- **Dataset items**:
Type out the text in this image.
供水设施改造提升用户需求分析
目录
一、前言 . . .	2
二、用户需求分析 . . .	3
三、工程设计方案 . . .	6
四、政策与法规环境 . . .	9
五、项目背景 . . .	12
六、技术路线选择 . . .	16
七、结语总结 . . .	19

- **EXERCISE TASK**: All of the entries above need to be reproduced exactly.

- **WORKED SOLUTION**:
Type out the text in this image.
供水设施改造提升用户需求分析
目录
一、前言 . . .	2
二、用户需求分析 . . .	3
三、工程设计方案 . . .	6
四、政策与法规环境 . . .	9
五、项目背景 . . .	12
六、技术路线选择 . . .	16
七、结语总结 . . .	19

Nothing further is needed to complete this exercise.